● **Given instruction**: Pick out all lines with the word "name" from the records that follow.

Stored data:

# # # #

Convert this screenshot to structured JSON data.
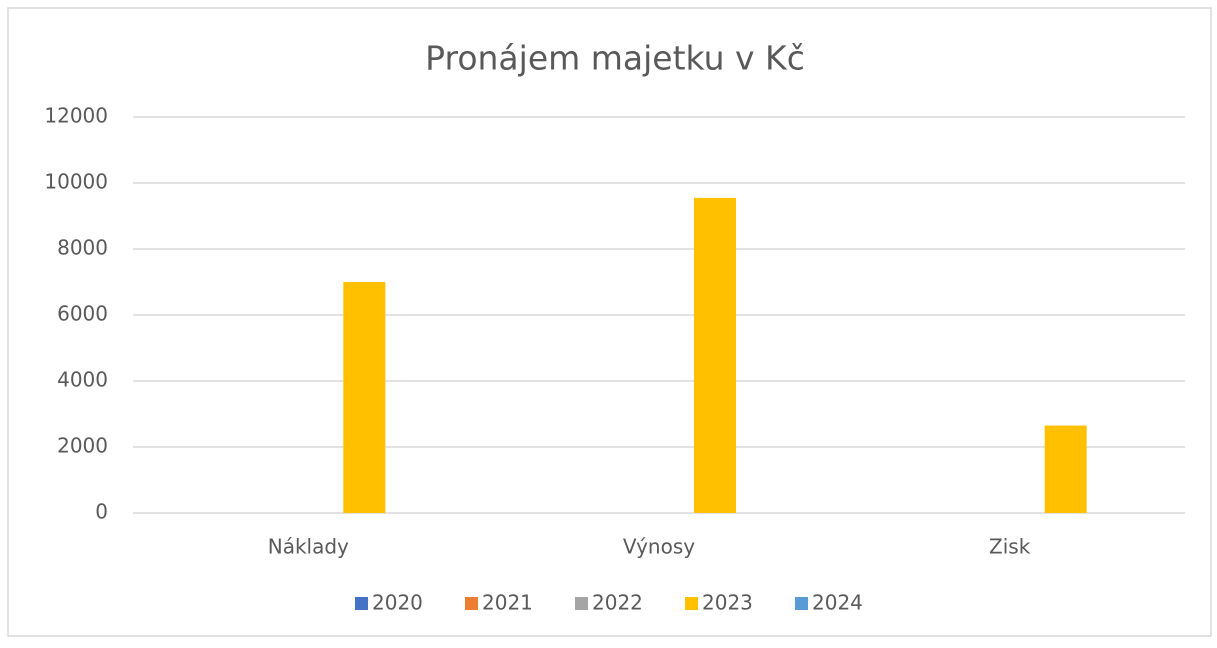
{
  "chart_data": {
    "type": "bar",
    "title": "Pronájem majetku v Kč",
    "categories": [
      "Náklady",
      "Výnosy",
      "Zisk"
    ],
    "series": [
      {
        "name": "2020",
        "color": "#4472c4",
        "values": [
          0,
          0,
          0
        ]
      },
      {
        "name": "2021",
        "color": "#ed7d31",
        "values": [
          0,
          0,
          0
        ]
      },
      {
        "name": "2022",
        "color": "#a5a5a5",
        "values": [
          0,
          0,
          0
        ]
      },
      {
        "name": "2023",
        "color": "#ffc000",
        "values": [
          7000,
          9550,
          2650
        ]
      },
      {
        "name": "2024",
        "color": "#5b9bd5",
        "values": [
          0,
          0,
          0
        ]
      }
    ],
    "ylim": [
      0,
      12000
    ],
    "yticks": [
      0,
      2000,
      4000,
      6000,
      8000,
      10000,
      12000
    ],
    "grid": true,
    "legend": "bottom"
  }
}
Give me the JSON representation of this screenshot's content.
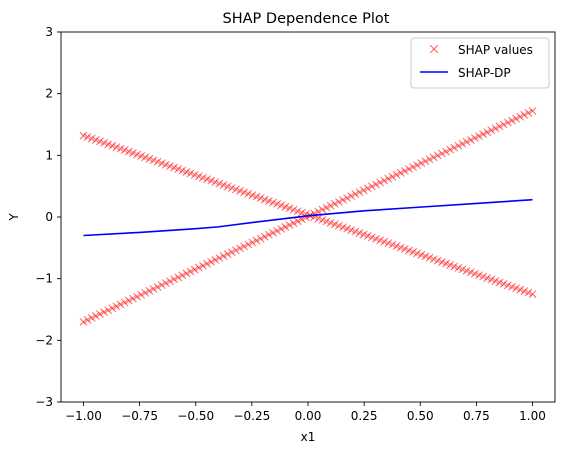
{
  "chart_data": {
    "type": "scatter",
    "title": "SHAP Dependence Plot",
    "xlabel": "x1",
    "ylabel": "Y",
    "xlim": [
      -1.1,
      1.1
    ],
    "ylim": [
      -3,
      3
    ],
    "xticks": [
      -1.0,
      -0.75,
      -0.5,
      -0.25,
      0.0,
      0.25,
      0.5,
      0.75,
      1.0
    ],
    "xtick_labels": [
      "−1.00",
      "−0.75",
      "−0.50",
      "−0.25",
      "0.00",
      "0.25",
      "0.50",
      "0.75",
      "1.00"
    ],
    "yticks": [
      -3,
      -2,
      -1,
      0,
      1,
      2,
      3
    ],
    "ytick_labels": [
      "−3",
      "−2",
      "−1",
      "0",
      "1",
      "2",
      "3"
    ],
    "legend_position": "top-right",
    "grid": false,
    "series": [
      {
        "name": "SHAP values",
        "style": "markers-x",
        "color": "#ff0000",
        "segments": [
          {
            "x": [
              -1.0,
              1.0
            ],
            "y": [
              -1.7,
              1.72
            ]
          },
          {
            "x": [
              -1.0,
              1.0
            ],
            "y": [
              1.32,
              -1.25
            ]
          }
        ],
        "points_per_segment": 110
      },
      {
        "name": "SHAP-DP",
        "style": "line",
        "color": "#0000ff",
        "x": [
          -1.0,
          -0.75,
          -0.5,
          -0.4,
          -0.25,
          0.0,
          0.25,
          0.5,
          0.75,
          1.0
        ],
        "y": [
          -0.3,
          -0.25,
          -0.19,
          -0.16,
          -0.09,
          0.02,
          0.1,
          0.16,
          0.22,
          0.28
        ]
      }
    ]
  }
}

# # # #

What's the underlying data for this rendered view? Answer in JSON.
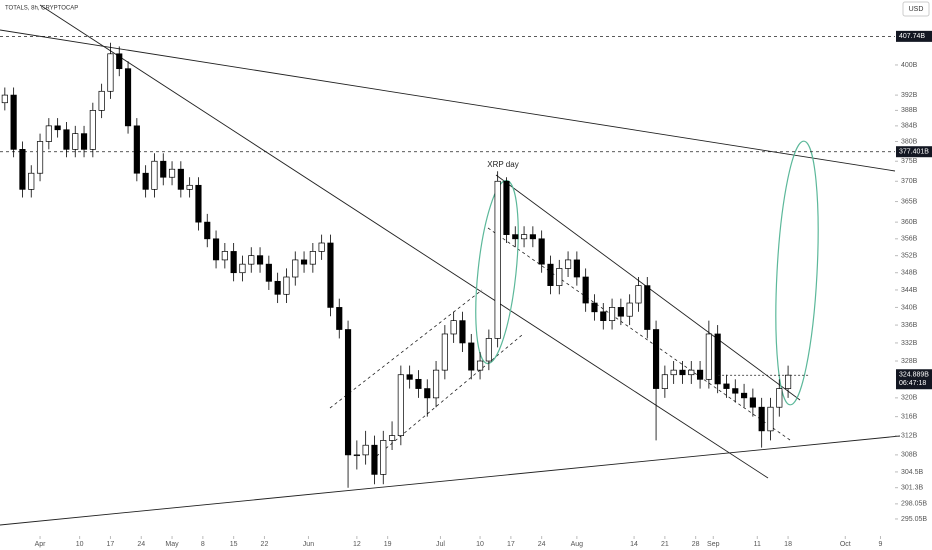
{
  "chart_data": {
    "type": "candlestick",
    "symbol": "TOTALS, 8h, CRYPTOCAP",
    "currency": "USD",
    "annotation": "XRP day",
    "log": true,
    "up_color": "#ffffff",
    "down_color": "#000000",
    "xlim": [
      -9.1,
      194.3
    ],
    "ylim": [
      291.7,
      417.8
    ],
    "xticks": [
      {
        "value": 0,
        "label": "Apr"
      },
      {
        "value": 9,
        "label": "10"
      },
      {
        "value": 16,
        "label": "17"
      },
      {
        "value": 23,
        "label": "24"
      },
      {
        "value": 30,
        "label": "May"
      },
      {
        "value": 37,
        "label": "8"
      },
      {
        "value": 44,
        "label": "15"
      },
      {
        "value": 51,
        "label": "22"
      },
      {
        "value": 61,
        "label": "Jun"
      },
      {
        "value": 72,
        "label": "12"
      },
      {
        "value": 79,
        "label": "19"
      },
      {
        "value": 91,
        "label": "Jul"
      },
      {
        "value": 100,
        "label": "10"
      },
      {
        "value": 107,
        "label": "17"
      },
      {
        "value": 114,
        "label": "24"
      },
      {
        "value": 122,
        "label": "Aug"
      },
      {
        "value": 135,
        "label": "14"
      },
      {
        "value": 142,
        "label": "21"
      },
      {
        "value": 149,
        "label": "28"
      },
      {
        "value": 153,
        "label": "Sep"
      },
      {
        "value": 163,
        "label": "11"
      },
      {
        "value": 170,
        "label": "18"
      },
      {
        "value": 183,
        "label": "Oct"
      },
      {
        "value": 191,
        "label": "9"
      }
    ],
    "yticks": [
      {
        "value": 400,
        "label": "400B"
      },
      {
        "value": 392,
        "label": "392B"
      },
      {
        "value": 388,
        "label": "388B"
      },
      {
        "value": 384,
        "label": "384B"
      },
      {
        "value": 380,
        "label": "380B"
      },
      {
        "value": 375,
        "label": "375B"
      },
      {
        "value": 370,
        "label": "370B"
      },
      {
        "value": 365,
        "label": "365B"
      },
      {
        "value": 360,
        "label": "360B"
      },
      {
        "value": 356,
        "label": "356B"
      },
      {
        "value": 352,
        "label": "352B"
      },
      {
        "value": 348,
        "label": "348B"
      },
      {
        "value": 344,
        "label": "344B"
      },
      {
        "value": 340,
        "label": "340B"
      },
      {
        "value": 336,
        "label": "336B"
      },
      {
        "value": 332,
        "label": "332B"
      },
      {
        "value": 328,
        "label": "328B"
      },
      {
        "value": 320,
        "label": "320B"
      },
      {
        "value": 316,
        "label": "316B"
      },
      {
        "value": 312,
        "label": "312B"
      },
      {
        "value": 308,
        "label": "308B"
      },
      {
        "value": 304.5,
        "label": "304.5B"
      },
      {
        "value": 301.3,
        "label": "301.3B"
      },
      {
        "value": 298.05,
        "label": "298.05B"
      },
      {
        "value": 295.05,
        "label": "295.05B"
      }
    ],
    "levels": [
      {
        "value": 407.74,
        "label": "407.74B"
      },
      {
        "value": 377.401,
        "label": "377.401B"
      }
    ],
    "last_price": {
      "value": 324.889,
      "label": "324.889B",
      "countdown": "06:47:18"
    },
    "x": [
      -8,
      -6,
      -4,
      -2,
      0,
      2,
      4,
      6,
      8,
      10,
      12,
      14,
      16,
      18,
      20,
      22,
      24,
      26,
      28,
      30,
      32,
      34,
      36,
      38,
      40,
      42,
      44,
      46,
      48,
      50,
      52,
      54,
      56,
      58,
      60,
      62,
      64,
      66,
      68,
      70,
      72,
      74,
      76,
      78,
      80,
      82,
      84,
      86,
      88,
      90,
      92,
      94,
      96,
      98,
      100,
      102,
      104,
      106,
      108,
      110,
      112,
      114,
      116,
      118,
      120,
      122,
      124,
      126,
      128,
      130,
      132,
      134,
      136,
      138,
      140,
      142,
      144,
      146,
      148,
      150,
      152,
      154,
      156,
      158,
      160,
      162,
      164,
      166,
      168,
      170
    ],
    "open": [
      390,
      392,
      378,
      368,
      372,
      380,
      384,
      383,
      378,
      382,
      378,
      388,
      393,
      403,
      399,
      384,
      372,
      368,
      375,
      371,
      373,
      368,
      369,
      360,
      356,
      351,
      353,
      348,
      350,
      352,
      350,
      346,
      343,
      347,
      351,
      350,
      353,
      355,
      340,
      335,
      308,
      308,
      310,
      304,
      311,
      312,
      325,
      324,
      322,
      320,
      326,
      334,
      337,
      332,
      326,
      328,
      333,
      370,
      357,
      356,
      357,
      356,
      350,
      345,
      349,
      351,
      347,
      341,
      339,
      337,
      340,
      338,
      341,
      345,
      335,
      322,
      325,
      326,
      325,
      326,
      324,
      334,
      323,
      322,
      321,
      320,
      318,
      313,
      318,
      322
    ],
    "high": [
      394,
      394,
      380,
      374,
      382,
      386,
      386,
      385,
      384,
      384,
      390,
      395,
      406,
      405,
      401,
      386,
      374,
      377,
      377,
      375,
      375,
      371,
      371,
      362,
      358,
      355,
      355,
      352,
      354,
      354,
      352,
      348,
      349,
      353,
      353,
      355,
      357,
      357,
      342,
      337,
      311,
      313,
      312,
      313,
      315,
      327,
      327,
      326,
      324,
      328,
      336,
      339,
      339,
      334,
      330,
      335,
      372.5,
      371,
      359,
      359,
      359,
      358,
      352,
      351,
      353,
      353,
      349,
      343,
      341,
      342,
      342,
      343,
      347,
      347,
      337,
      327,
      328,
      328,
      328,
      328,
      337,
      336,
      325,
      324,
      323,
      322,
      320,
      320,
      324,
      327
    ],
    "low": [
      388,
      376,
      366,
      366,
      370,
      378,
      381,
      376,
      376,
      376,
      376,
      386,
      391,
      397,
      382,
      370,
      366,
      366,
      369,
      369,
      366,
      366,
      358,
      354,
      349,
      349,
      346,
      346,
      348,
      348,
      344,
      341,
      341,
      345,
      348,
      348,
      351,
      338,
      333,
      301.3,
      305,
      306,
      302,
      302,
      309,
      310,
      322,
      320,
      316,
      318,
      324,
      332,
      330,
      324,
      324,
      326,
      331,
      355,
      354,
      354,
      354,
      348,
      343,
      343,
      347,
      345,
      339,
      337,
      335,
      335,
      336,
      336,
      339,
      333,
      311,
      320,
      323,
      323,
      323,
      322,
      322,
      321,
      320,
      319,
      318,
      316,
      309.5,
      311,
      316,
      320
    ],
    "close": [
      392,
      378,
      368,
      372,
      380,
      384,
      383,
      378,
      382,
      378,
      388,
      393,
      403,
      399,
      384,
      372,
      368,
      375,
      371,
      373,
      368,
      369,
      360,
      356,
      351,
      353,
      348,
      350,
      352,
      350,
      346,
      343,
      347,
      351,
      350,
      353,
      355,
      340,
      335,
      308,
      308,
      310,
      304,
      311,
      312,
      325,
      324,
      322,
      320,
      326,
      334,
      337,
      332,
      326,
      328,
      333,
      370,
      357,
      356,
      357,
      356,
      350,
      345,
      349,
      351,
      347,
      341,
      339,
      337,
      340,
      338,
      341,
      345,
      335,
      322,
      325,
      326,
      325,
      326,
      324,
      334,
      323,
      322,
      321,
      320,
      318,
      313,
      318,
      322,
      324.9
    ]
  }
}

# # # #

● **Exercise result**:
        "name": "2020",
        "name": "2021",
        "name": "2022",
        "name": "2023",
        "name": "2024",
        "name": "SHAP values",
        "name": "SHAP-DP",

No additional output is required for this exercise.